Targeted proteomics of extreme vascular phenotypes in type 1 diabetes: the ESCAPER study
Cardiovascular Diabetology, 2026
Ekström O., Kennbäck C., Lyssenko V., Löndahl M., Christensson A., Nilsson P., Gottsäter A.,
| Disease area | Application area | Sample type | Products |
|---|---|---|---|
Metabolic Diseases CVD | Pathophysiology Patient Stratification | Plasma | Olink Target 96 |
Abstract
Cardiovascular disease (CVD) is the leading cause of morbidity and mortality in Type 1 Diabetes (T1D), but a subset of individuals remains free from macrovascular or renal complications despite decades of hyperglycaemia and a significant risk factor burden. We used a targeted proteomic approach (Olink Cardiovascular panel III, targeting 92 proteins) to characterize the proteomic profile of cardiovascular resilience in T1D by comparing 92 patients with long-standing T1D (age 59.8 [53.2, 69.1], duration 40.0 [35.0, 45.2] years) free from macrovascular complications or nephropathy against a reference group of 57 T1D patients with accelerated vascular pathology (age 42.0 [32.0, 56.0], duration 22.0 [18.0, 27.0] years), proliferative retinopathy and/or nephropathy in relation to diabetes duration, termed Rapid Progressors (RP). Twenty proteins differed significantly between RP and Escapers (False Discovery Rate [FDR] < 0.05) after adjustment for age, sex, HbA1c, and eGFR: Caspase-3 was significantly higher in RP (Adjusted difference: + 2.12 Normalized Protein eXpression [NPX], p < 0.001). Proteins associated with platelet activation and leukocyte adhesion with increased levels in RP included Junctional Adhesion Molecule A (+ 1.40 NPX), Glycoprotein VI (GP6: + 1.29 NPX), and P-Selectin (+ 0.82 NPX) (all p < 0.001). PECAM-1 (+ 0.55 NPX) and TNFRSF14 (+ 0.43 NPX), were also elevated. RP also showed higher levels of metabolic and tissue-remodelling proteins; Transferrin Receptor (+ 0.53 NPX) and Fatty Acid Binding Protein 4 (+ 0.52 NPX), as well as higher Bleomycin Hydrolase, Trefoil Factor 3, GDF-15, U-PAR, and Cystatin B. Conversely, von Willebrand Factor (vWF) levels (− 1.35 NPX, p < 0.001) and Paraoxonase 3 (PON3) was lower in RP (− 0.34 NPX, p = 0.003). In conclusion, escaping complications in long-term T1D appears to be associated with active molecular mechanisms. Progression is marked by apoptosis (Caspase-3), fibrosis (CHI3L1) and platelet activation (GP6), whereas resilience is associated with a distinct signature involving higher vWF and PON3. These findings highlight a profound biological divergence between extreme T1D phenotypes and provide a foundation for further research into vascular resilience.

What you need to do:
In the ESCAPER study abstract, which protein was higher in Rapid Progressors by an adjusted difference of + 2.12 NPX?

[Saved entries]
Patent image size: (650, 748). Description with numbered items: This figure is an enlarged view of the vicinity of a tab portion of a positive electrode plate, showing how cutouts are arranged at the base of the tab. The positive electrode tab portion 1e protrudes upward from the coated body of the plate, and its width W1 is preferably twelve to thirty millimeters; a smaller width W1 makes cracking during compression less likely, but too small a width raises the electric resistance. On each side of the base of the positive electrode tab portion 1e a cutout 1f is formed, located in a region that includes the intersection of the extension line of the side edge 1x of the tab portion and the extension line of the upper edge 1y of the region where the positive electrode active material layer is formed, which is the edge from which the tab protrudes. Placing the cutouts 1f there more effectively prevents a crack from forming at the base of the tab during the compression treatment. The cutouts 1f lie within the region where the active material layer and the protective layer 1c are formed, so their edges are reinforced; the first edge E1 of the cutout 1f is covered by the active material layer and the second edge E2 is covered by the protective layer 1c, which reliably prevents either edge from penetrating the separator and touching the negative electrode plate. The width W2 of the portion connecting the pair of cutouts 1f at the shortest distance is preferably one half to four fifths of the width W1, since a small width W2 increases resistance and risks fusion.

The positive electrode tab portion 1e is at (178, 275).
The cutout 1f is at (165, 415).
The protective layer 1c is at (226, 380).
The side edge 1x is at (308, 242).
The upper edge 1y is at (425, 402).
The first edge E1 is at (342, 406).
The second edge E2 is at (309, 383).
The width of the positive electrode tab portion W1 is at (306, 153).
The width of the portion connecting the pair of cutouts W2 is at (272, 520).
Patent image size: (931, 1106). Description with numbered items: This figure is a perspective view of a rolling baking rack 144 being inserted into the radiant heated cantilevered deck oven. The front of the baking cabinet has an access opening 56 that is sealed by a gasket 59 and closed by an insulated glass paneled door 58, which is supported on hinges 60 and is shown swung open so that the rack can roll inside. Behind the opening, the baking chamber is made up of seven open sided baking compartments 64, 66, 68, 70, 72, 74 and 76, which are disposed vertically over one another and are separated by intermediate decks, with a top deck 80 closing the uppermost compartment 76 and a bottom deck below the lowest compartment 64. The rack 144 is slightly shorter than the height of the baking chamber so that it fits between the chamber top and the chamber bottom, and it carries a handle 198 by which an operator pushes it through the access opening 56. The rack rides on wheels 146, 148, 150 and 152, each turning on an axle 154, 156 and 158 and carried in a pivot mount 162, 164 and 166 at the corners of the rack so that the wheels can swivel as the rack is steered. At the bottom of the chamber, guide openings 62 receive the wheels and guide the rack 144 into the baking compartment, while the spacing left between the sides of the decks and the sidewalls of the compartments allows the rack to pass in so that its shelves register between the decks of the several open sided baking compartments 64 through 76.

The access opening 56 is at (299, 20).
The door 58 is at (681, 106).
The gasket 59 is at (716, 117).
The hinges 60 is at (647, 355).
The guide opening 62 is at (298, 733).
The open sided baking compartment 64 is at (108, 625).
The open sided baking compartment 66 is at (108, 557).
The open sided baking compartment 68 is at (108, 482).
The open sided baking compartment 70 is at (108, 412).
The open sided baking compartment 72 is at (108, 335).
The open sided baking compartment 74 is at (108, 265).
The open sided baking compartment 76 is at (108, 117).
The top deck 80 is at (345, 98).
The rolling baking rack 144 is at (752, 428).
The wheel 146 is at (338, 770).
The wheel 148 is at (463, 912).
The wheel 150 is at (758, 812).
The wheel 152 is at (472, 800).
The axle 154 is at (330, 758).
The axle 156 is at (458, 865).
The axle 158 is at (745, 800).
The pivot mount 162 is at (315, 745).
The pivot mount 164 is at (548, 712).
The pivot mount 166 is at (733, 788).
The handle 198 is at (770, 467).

Solution for this task:
Caspase-3